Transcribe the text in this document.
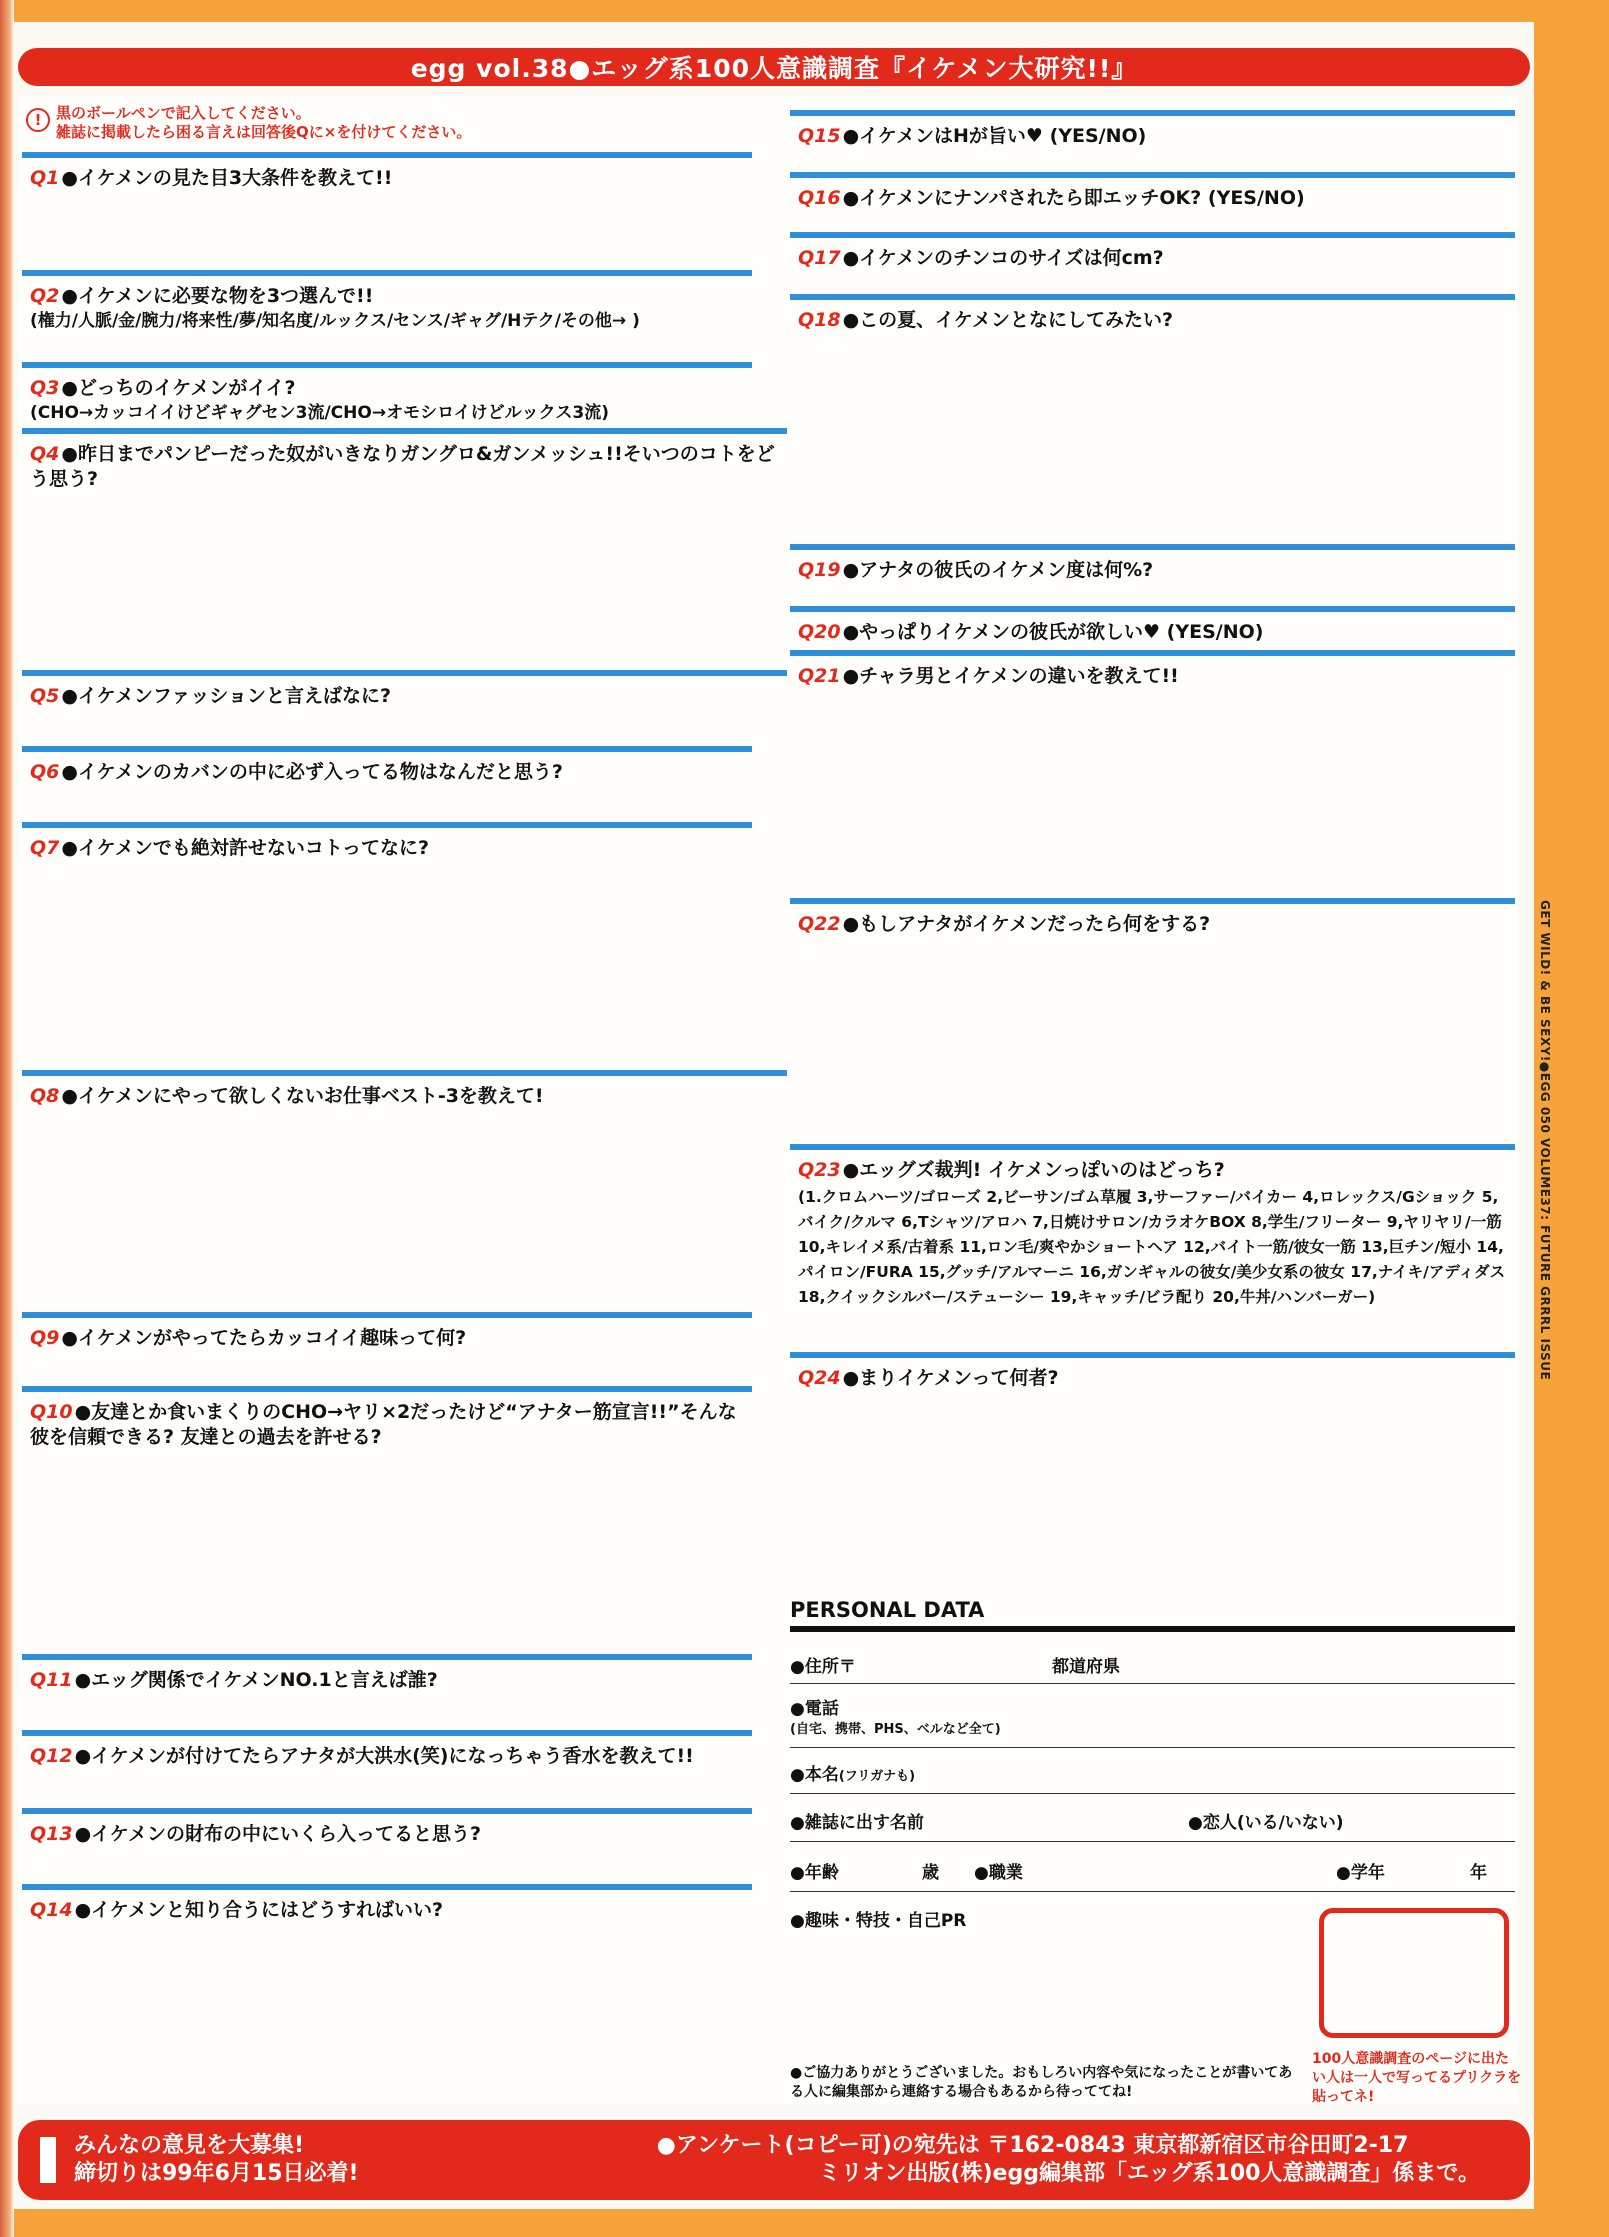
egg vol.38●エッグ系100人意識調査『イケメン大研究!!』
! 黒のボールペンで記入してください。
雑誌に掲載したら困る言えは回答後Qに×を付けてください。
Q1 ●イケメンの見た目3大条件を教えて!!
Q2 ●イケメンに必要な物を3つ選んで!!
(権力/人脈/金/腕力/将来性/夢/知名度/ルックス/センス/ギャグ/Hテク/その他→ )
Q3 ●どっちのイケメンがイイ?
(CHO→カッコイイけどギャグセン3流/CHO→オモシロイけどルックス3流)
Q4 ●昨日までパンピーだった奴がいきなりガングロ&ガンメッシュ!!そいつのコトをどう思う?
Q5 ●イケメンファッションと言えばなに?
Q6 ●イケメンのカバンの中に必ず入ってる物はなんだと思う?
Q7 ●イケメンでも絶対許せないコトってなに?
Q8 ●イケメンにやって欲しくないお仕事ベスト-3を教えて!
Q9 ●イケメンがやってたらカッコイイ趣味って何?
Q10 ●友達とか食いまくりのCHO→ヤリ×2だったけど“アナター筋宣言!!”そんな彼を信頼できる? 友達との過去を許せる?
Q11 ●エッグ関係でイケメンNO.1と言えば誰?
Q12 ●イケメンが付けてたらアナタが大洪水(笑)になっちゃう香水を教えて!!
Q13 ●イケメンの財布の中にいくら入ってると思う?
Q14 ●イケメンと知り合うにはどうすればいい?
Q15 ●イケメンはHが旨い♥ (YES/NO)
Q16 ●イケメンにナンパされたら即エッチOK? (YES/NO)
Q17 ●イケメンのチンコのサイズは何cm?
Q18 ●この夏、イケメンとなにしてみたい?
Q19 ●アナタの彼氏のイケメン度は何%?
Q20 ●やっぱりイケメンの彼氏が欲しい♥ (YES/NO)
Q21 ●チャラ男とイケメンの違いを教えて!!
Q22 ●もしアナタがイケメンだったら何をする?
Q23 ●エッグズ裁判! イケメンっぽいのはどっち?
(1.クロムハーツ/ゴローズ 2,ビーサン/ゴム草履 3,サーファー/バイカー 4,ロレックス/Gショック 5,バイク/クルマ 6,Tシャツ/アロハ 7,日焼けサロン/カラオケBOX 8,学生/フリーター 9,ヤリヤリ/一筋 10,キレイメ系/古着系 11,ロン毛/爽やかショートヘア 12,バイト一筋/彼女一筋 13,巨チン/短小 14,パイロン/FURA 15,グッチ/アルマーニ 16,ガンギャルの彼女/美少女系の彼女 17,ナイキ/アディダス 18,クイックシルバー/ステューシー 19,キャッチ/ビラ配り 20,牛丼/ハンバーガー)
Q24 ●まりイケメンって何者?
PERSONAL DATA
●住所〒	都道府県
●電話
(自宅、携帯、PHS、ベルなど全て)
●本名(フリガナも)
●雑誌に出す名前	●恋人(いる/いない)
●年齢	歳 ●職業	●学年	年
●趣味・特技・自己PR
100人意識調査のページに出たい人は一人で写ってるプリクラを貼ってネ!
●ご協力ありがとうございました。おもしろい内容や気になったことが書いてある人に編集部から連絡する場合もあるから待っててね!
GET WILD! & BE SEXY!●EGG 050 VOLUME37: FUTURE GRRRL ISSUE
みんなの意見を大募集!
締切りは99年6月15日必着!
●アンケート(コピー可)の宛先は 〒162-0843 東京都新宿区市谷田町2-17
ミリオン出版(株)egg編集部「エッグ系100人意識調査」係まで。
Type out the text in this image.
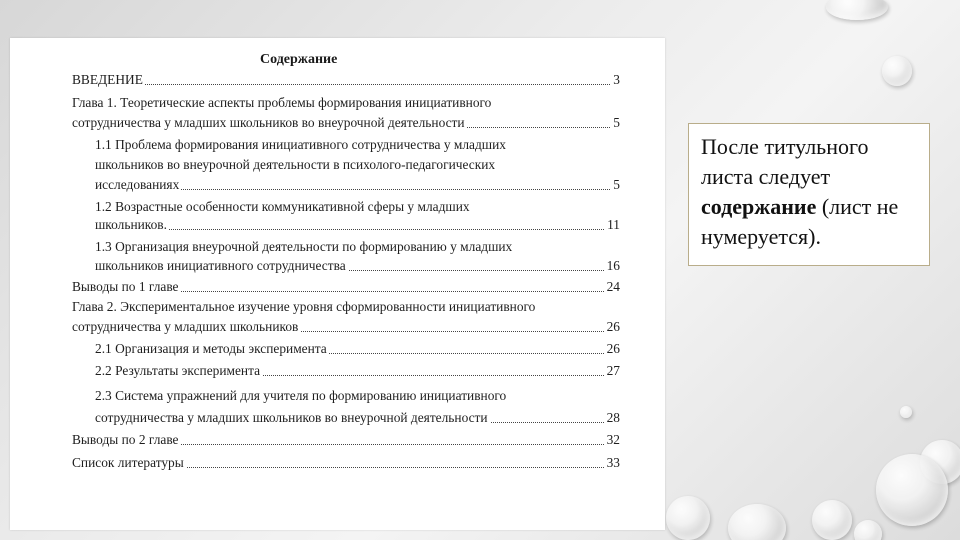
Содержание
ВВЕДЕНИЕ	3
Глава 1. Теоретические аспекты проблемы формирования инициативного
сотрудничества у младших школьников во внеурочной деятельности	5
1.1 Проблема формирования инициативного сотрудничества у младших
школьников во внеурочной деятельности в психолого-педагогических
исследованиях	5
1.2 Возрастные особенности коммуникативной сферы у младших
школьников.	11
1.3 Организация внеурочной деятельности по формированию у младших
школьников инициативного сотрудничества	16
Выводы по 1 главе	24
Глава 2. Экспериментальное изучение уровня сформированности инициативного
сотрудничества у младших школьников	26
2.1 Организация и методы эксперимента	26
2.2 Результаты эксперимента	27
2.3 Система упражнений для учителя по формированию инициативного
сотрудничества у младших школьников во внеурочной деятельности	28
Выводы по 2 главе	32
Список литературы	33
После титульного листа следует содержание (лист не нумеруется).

**The exercise**
Find every line in the records above that contains the word "деятельности", and copy each one.

**The response**
сотрудничества у младших школьников во внеурочной деятельности	5
школьников во внеурочной деятельности в психолого-педагогических
1.3 Организация внеурочной деятельности по формированию у младших
сотрудничества у младших школьников во внеурочной деятельности	28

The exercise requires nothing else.